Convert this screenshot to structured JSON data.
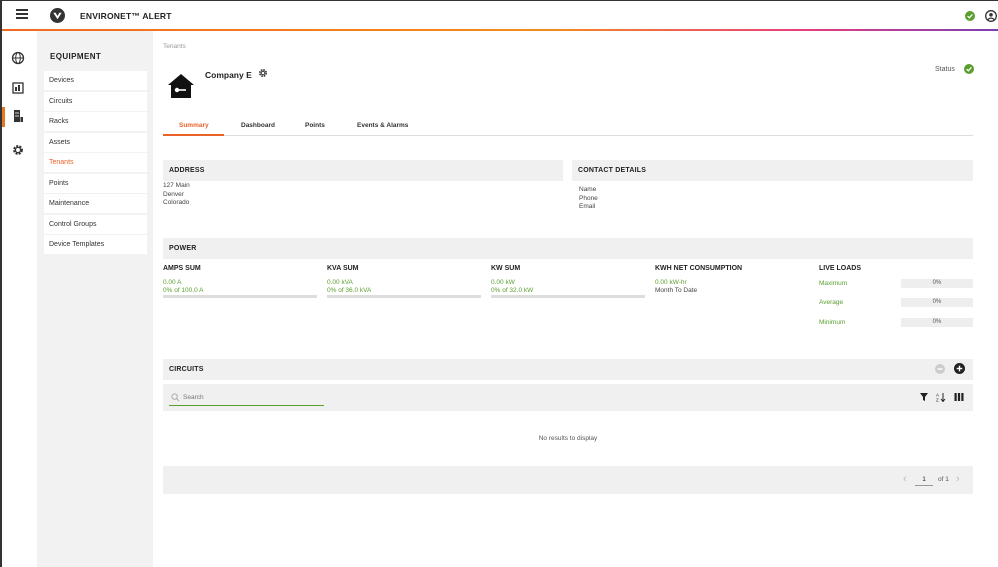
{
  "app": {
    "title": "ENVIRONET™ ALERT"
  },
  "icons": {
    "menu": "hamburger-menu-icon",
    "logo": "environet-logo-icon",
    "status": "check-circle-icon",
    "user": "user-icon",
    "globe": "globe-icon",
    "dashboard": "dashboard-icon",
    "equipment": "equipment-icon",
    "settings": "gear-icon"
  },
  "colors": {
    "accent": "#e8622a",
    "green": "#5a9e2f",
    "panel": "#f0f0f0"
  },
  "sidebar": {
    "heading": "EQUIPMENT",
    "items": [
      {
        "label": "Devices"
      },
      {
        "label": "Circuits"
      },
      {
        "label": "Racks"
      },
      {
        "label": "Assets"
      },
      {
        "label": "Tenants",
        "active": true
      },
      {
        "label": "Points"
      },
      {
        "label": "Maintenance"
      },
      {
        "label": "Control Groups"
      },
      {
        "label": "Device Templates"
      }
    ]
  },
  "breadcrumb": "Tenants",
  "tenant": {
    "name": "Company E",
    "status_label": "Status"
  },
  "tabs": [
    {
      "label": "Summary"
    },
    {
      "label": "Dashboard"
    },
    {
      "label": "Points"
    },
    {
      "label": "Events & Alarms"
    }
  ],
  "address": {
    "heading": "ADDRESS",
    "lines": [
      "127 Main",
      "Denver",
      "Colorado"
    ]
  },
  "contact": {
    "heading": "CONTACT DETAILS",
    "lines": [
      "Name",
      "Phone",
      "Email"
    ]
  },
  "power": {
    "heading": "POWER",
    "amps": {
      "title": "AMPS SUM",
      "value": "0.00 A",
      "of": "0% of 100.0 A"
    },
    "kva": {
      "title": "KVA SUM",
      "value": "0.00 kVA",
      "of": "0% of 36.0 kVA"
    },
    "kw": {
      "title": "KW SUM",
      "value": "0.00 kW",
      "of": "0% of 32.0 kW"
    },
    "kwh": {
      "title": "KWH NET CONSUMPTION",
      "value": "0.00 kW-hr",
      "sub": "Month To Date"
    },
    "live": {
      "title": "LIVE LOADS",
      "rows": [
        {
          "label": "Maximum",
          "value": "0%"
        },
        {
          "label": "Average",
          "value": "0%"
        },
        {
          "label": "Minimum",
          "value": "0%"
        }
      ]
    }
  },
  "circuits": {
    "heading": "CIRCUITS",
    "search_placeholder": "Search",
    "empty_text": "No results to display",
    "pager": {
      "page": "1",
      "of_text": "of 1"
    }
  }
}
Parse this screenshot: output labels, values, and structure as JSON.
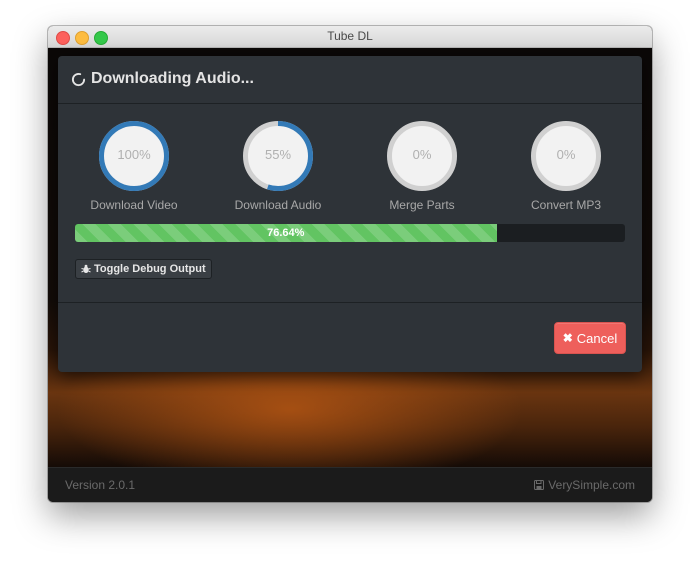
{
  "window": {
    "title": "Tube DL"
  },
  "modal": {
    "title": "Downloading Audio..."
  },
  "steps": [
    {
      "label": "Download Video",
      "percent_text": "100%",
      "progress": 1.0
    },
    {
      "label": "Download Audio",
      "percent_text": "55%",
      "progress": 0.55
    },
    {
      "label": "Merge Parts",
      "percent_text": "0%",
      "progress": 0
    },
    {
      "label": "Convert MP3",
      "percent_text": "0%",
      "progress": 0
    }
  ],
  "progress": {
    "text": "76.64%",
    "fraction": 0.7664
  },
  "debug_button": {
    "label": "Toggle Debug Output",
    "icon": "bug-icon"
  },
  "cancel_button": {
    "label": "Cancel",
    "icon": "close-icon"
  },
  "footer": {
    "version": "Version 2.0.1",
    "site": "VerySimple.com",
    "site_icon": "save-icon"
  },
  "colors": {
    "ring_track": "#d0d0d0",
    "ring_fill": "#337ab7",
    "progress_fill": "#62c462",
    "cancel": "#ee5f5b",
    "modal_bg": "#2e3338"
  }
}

┄┄┄┄┄┄┄┄┄┄

#### DIRECTION
Take the line containing "Parse this screenshot: output" as the first line and the last line of the data above as the final one, and output exactly the lines between them, inclusive, with no pictures.

#### RESULT OF THE EXERCISE
Parse this screenshot: output labels, values, and structure as JSON.
{
  "window": {
    "title": "Tube DL"
  },
  "modal": {
    "title": "Downloading Audio..."
  },
  "steps": [
    {
      "label": "Download Video",
      "percent_text": "100%",
      "progress": 1.0
    },
    {
      "label": "Download Audio",
      "percent_text": "55%",
      "progress": 0.55
    },
    {
      "label": "Merge Parts",
      "percent_text": "0%",
      "progress": 0
    },
    {
      "label": "Convert MP3",
      "percent_text": "0%",
      "progress": 0
    }
  ],
  "progress": {
    "text": "76.64%",
    "fraction": 0.7664
  },
  "debug_button": {
    "label": "Toggle Debug Output",
    "icon": "bug-icon"
  },
  "cancel_button": {
    "label": "Cancel",
    "icon": "close-icon"
  },
  "footer": {
    "version": "Version 2.0.1",
    "site": "VerySimple.com",
    "site_icon": "save-icon"
  },
  "colors": {
    "ring_track": "#d0d0d0",
    "ring_fill": "#337ab7",
    "progress_fill": "#62c462",
    "cancel": "#ee5f5b",
    "modal_bg": "#2e3338"
  }
}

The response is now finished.